(Data extracted from a collection)
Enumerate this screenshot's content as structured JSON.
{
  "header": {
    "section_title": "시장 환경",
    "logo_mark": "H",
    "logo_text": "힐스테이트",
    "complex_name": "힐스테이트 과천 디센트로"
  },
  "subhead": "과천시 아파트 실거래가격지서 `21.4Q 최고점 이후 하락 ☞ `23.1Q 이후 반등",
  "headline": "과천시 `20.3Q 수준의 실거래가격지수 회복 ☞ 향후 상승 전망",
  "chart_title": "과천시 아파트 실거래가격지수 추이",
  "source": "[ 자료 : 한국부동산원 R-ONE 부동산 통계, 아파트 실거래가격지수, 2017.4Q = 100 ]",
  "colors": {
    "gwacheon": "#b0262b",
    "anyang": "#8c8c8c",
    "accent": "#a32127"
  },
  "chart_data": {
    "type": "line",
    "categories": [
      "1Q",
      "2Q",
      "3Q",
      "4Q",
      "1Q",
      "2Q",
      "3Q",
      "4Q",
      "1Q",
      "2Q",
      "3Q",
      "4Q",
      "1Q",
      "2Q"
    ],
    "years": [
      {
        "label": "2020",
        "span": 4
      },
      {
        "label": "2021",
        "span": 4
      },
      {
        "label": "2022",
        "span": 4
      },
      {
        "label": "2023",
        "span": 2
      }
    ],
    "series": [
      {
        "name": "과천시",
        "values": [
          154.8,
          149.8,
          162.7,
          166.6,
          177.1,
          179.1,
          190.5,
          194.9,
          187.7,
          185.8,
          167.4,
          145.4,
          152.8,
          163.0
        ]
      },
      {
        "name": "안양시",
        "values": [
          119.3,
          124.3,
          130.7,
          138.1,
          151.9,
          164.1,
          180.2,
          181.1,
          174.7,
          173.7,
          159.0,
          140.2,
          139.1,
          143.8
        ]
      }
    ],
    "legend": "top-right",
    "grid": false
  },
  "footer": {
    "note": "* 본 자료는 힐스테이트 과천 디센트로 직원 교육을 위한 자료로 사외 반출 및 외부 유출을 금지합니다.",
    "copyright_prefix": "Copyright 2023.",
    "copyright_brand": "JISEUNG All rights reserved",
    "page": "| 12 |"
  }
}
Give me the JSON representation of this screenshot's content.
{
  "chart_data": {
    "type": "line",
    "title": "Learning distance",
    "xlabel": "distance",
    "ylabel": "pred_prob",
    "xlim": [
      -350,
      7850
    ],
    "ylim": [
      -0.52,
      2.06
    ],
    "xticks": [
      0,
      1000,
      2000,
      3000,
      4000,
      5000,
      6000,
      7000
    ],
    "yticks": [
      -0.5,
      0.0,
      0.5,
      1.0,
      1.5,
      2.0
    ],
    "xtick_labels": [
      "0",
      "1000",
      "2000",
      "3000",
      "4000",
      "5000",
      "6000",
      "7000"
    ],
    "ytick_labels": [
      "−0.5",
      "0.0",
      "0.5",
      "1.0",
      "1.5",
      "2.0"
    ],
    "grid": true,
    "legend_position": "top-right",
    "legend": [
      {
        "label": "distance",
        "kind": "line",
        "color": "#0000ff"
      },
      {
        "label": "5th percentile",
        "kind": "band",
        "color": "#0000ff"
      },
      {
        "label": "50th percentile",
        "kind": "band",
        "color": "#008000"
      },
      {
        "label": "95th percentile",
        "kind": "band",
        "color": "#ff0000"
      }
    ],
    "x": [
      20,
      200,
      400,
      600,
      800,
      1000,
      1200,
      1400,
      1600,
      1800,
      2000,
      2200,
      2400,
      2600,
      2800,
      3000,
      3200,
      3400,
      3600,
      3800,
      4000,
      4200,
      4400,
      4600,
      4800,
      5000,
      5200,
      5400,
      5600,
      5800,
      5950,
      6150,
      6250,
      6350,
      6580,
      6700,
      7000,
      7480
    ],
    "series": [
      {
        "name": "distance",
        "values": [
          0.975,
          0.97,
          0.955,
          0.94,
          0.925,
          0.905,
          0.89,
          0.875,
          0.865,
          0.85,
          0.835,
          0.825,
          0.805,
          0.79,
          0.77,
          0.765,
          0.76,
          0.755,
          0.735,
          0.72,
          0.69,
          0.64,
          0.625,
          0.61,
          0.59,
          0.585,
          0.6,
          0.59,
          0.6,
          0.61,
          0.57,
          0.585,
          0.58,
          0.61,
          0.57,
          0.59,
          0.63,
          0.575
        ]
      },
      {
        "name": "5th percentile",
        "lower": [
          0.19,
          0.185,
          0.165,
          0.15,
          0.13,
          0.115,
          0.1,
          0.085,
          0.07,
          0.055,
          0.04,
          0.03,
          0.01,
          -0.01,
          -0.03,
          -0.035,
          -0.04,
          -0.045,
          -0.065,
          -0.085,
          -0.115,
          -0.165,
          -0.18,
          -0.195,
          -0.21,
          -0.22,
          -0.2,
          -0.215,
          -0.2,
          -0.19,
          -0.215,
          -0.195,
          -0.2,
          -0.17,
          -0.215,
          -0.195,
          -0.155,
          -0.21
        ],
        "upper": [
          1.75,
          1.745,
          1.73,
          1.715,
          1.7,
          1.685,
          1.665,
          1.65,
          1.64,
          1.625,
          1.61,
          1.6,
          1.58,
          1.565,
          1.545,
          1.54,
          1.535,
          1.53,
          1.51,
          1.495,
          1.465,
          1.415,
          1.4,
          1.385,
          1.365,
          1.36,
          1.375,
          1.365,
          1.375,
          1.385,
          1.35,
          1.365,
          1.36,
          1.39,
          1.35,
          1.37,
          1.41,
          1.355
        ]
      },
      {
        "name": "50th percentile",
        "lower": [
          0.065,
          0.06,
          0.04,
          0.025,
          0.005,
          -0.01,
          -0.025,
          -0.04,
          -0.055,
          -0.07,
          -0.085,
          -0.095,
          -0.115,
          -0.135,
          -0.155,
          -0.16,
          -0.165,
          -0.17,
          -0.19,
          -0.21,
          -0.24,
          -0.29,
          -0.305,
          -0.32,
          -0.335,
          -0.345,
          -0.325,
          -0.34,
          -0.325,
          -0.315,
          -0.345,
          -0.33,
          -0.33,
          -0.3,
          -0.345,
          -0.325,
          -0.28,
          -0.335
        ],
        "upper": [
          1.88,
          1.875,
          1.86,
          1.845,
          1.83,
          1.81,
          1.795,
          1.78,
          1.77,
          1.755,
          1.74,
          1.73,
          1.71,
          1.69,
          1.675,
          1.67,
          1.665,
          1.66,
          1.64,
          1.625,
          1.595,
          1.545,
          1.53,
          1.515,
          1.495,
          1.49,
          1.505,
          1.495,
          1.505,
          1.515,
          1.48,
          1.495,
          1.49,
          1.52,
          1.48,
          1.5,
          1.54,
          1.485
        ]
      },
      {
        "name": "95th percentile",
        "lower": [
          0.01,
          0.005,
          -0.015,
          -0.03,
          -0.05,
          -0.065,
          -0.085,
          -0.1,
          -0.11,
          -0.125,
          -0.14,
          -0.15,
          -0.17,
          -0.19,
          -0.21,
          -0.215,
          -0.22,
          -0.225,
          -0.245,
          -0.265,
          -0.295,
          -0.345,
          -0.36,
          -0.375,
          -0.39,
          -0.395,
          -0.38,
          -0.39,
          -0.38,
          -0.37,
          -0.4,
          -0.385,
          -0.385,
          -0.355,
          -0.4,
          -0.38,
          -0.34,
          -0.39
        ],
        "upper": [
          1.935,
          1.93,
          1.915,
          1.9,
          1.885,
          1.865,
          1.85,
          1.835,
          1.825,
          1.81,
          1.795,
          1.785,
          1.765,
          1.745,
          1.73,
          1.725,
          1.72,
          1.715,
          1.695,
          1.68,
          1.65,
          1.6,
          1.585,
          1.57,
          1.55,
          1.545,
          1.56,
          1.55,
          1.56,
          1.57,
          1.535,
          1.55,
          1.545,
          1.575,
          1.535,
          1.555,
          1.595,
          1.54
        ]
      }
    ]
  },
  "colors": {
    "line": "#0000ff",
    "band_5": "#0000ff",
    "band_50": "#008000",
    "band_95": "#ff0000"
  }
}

PROBLEM DESCRIPTION: In the records above, how many lines contain the word "content"? Give the number alone.

EXERCISE OUTPUT: 2